-- Start DATA IN THIS EXERCISE --
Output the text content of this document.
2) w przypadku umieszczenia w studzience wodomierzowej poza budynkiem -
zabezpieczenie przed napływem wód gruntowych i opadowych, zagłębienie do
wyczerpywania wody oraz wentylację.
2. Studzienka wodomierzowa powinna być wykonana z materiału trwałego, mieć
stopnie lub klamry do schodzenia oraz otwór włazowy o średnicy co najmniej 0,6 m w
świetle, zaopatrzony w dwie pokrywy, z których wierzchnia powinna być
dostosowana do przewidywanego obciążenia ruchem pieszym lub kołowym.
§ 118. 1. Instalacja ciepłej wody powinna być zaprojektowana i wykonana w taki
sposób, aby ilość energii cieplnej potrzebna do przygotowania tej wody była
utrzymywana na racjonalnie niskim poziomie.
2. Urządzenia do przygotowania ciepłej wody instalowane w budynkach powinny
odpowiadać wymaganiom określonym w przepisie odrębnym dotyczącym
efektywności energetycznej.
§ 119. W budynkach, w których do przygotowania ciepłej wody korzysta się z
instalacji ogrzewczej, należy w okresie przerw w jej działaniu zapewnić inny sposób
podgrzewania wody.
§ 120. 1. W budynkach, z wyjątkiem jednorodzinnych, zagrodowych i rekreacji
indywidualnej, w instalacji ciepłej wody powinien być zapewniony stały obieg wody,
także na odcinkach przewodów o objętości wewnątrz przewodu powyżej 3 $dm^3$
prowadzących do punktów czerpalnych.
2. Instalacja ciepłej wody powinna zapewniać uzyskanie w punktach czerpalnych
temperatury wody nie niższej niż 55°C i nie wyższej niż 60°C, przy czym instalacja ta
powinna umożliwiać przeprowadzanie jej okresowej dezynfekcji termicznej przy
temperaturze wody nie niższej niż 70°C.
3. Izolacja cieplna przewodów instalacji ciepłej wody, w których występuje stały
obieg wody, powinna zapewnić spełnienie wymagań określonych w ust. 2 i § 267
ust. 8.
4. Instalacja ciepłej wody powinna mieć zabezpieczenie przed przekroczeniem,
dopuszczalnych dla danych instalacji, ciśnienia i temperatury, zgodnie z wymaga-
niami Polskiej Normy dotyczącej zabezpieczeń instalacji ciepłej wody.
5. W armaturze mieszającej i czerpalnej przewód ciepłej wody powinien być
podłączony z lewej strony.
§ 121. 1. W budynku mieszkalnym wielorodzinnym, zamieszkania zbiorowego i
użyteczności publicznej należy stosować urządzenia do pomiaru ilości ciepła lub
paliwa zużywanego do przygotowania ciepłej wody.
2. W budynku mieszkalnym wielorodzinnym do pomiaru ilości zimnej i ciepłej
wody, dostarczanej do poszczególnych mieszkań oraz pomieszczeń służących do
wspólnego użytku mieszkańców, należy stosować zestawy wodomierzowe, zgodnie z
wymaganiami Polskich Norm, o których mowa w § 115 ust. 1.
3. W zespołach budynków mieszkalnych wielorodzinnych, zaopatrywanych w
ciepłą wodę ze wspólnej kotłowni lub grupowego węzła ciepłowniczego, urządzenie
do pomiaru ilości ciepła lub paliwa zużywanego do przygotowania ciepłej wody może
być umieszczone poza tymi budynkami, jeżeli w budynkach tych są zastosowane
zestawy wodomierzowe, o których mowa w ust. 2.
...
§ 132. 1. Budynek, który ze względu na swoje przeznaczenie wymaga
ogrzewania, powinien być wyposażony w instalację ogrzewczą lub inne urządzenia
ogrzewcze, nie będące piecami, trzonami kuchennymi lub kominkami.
-- End DATA IN THIS EXERCISE --
- GIVEN EXERCISE
Every line of the data above should be copied exactly.

- CORRECT RESULT
Output the text content of this document.
2) w przypadku umieszczenia w studzience wodomierzowej poza budynkiem -
zabezpieczenie przed napływem wód gruntowych i opadowych, zagłębienie do
wyczerpywania wody oraz wentylację.
2. Studzienka wodomierzowa powinna być wykonana z materiału trwałego, mieć
stopnie lub klamry do schodzenia oraz otwór włazowy o średnicy co najmniej 0,6 m w
świetle, zaopatrzony w dwie pokrywy, z których wierzchnia powinna być
dostosowana do przewidywanego obciążenia ruchem pieszym lub kołowym.
§ 118. 1. Instalacja ciepłej wody powinna być zaprojektowana i wykonana w taki
sposób, aby ilość energii cieplnej potrzebna do przygotowania tej wody była
utrzymywana na racjonalnie niskim poziomie.
2. Urządzenia do przygotowania ciepłej wody instalowane w budynkach powinny
odpowiadać wymaganiom określonym w przepisie odrębnym dotyczącym
efektywności energetycznej.
§ 119. W budynkach, w których do przygotowania ciepłej wody korzysta się z
instalacji ogrzewczej, należy w okresie przerw w jej działaniu zapewnić inny sposób
podgrzewania wody.
§ 120. 1. W budynkach, z wyjątkiem jednorodzinnych, zagrodowych i rekreacji
indywidualnej, w instalacji ciepłej wody powinien być zapewniony stały obieg wody,
także na odcinkach przewodów o objętości wewnątrz przewodu powyżej 3 $dm^3$
prowadzących do punktów czerpalnych.
2. Instalacja ciepłej wody powinna zapewniać uzyskanie w punktach czerpalnych
temperatury wody nie niższej niż 55°C i nie wyższej niż 60°C, przy czym instalacja ta
powinna umożliwiać przeprowadzanie jej okresowej dezynfekcji termicznej przy
temperaturze wody nie niższej niż 70°C.
3. Izolacja cieplna przewodów instalacji ciepłej wody, w których występuje stały
obieg wody, powinna zapewnić spełnienie wymagań określonych w ust. 2 i § 267
ust. 8.
4. Instalacja ciepłej wody powinna mieć zabezpieczenie przed przekroczeniem,
dopuszczalnych dla danych instalacji, ciśnienia i temperatury, zgodnie z wymaga-
niami Polskiej Normy dotyczącej zabezpieczeń instalacji ciepłej wody.
5. W armaturze mieszającej i czerpalnej przewód ciepłej wody powinien być
podłączony z lewej strony.
§ 121. 1. W budynku mieszkalnym wielorodzinnym, zamieszkania zbiorowego i
użyteczności publicznej należy stosować urządzenia do pomiaru ilości ciepła lub
paliwa zużywanego do przygotowania ciepłej wody.
2. W budynku mieszkalnym wielorodzinnym do pomiaru ilości zimnej i ciepłej
wody, dostarczanej do poszczególnych mieszkań oraz pomieszczeń służących do
wspólnego użytku mieszkańców, należy stosować zestawy wodomierzowe, zgodnie z
wymaganiami Polskich Norm, o których mowa w § 115 ust. 1.
3. W zespołach budynków mieszkalnych wielorodzinnych, zaopatrywanych w
ciepłą wodę ze wspólnej kotłowni lub grupowego węzła ciepłowniczego, urządzenie
do pomiaru ilości ciepła lub paliwa zużywanego do przygotowania ciepłej wody może
być umieszczone poza tymi budynkami, jeżeli w budynkach tych są zastosowane
zestawy wodomierzowe, o których mowa w ust. 2.
...
§ 132. 1. Budynek, który ze względu na swoje przeznaczenie wymaga
ogrzewania, powinien być wyposażony w instalację ogrzewczą lub inne urządzenia
ogrzewcze, nie będące piecami, trzonami kuchennymi lub kominkami.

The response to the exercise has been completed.